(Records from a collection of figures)
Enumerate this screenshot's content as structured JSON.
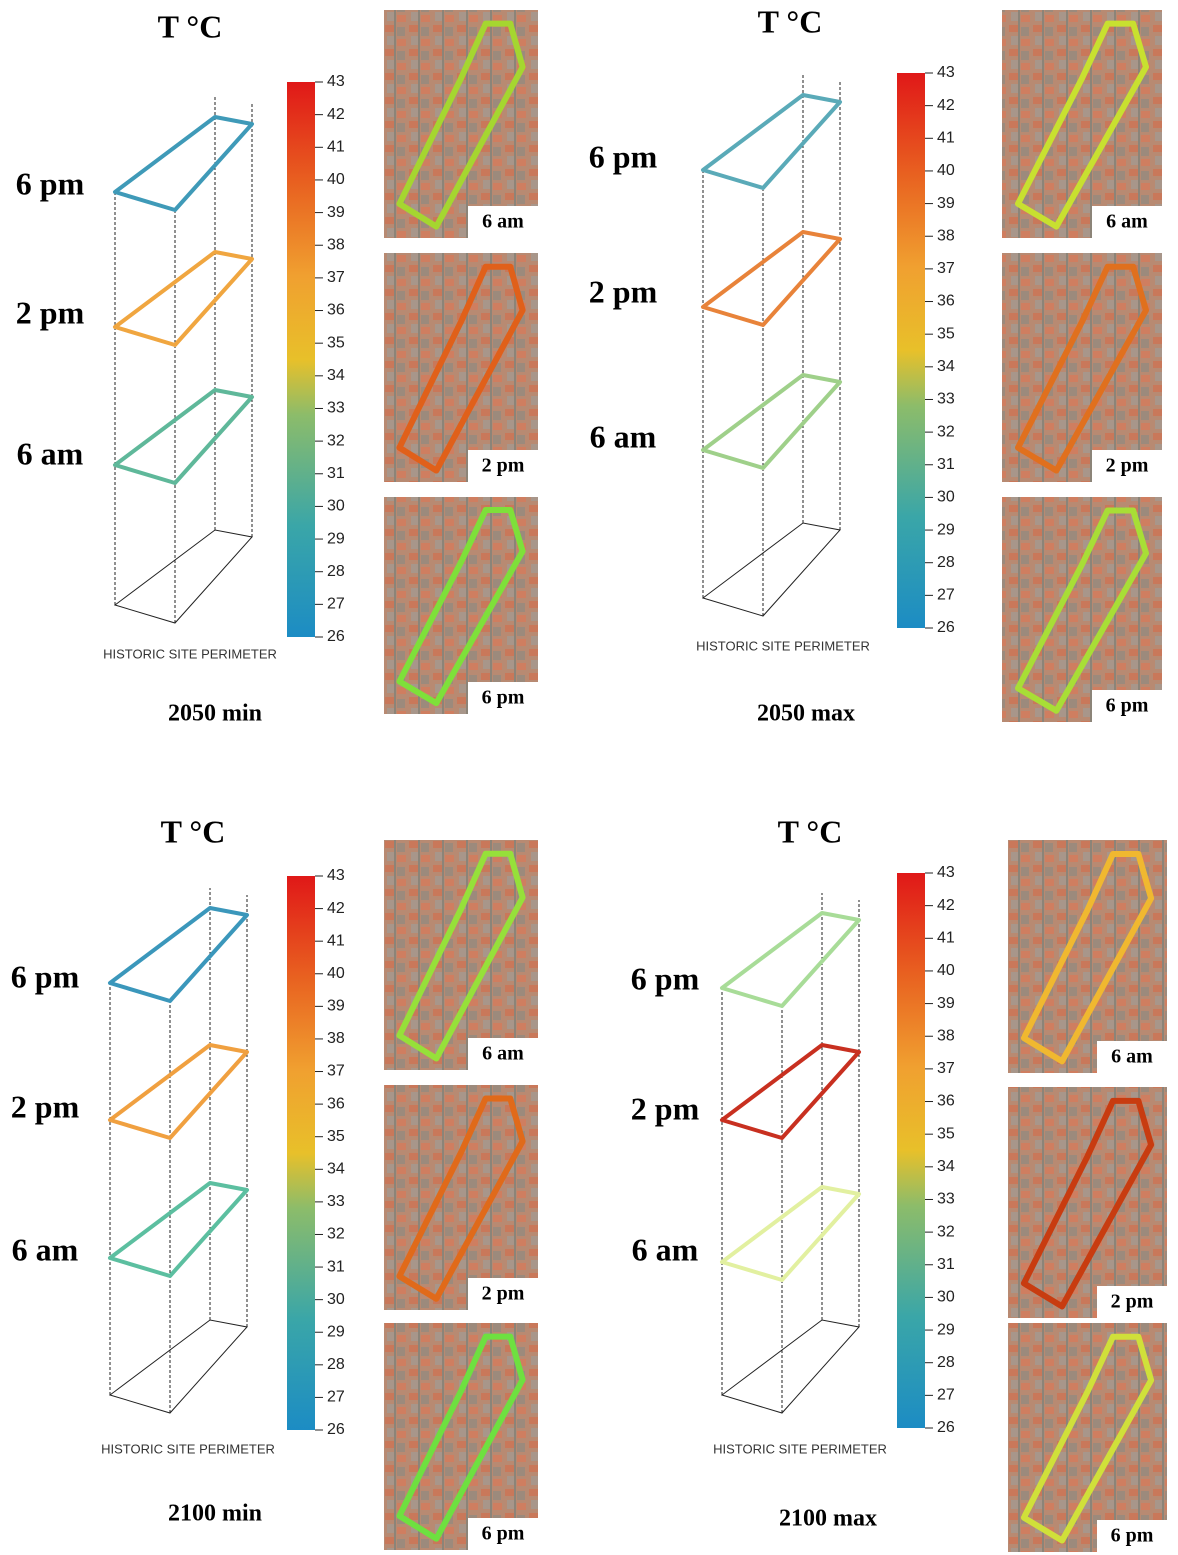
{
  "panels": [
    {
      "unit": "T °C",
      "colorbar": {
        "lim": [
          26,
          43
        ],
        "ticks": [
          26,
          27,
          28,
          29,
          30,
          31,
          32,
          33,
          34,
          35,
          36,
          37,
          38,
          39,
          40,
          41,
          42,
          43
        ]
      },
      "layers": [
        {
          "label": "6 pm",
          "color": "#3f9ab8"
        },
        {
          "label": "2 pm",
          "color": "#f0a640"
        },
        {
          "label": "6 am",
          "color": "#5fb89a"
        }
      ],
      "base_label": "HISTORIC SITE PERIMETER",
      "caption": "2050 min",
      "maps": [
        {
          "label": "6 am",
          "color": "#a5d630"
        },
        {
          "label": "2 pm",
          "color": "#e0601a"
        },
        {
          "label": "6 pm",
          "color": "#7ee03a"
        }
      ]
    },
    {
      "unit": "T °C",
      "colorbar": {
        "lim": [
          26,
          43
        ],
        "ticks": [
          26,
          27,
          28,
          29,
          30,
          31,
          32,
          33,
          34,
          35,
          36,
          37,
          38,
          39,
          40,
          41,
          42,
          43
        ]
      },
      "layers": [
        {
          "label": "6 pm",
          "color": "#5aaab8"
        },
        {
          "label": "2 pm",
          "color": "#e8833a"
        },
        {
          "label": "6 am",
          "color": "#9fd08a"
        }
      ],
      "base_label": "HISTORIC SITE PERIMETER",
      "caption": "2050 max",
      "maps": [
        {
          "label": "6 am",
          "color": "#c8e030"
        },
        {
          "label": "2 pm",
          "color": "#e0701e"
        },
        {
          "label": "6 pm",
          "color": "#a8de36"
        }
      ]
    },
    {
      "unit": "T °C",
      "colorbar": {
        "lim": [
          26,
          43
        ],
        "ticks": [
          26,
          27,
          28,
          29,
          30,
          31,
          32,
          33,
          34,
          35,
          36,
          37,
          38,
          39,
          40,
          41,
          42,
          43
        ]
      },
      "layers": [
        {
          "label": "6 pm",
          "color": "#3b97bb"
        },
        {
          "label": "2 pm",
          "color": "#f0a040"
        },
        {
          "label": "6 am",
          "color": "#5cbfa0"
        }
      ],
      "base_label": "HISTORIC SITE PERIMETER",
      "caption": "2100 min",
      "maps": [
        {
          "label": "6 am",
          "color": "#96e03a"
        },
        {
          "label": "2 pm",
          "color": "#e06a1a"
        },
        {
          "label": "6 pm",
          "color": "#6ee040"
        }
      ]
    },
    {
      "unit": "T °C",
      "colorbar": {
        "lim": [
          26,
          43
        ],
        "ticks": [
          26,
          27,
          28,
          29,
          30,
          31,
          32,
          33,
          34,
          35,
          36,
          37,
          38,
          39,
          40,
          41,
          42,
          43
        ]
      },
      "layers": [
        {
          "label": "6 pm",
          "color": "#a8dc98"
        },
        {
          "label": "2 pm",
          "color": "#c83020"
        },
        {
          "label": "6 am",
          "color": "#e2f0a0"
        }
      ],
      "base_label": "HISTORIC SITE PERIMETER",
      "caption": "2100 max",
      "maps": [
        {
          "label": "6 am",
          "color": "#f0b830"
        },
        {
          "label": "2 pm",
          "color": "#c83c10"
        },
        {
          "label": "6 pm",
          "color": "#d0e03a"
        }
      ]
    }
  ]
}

• _Instructions to follow_: Transcribe the full listing character for character. Pictures are excluded.

• _Response_:
Enumerate this screenshot's content as structured JSON.
{
  "panels": [
    {
      "unit": "T °C",
      "colorbar": {
        "lim": [
          26,
          43
        ],
        "ticks": [
          26,
          27,
          28,
          29,
          30,
          31,
          32,
          33,
          34,
          35,
          36,
          37,
          38,
          39,
          40,
          41,
          42,
          43
        ]
      },
      "layers": [
        {
          "label": "6 pm",
          "color": "#3f9ab8"
        },
        {
          "label": "2 pm",
          "color": "#f0a640"
        },
        {
          "label": "6 am",
          "color": "#5fb89a"
        }
      ],
      "base_label": "HISTORIC SITE PERIMETER",
      "caption": "2050 min",
      "maps": [
        {
          "label": "6 am",
          "color": "#a5d630"
        },
        {
          "label": "2 pm",
          "color": "#e0601a"
        },
        {
          "label": "6 pm",
          "color": "#7ee03a"
        }
      ]
    },
    {
      "unit": "T °C",
      "colorbar": {
        "lim": [
          26,
          43
        ],
        "ticks": [
          26,
          27,
          28,
          29,
          30,
          31,
          32,
          33,
          34,
          35,
          36,
          37,
          38,
          39,
          40,
          41,
          42,
          43
        ]
      },
      "layers": [
        {
          "label": "6 pm",
          "color": "#5aaab8"
        },
        {
          "label": "2 pm",
          "color": "#e8833a"
        },
        {
          "label": "6 am",
          "color": "#9fd08a"
        }
      ],
      "base_label": "HISTORIC SITE PERIMETER",
      "caption": "2050 max",
      "maps": [
        {
          "label": "6 am",
          "color": "#c8e030"
        },
        {
          "label": "2 pm",
          "color": "#e0701e"
        },
        {
          "label": "6 pm",
          "color": "#a8de36"
        }
      ]
    },
    {
      "unit": "T °C",
      "colorbar": {
        "lim": [
          26,
          43
        ],
        "ticks": [
          26,
          27,
          28,
          29,
          30,
          31,
          32,
          33,
          34,
          35,
          36,
          37,
          38,
          39,
          40,
          41,
          42,
          43
        ]
      },
      "layers": [
        {
          "label": "6 pm",
          "color": "#3b97bb"
        },
        {
          "label": "2 pm",
          "color": "#f0a040"
        },
        {
          "label": "6 am",
          "color": "#5cbfa0"
        }
      ],
      "base_label": "HISTORIC SITE PERIMETER",
      "caption": "2100 min",
      "maps": [
        {
          "label": "6 am",
          "color": "#96e03a"
        },
        {
          "label": "2 pm",
          "color": "#e06a1a"
        },
        {
          "label": "6 pm",
          "color": "#6ee040"
        }
      ]
    },
    {
      "unit": "T °C",
      "colorbar": {
        "lim": [
          26,
          43
        ],
        "ticks": [
          26,
          27,
          28,
          29,
          30,
          31,
          32,
          33,
          34,
          35,
          36,
          37,
          38,
          39,
          40,
          41,
          42,
          43
        ]
      },
      "layers": [
        {
          "label": "6 pm",
          "color": "#a8dc98"
        },
        {
          "label": "2 pm",
          "color": "#c83020"
        },
        {
          "label": "6 am",
          "color": "#e2f0a0"
        }
      ],
      "base_label": "HISTORIC SITE PERIMETER",
      "caption": "2100 max",
      "maps": [
        {
          "label": "6 am",
          "color": "#f0b830"
        },
        {
          "label": "2 pm",
          "color": "#c83c10"
        },
        {
          "label": "6 pm",
          "color": "#d0e03a"
        }
      ]
    }
  ]
}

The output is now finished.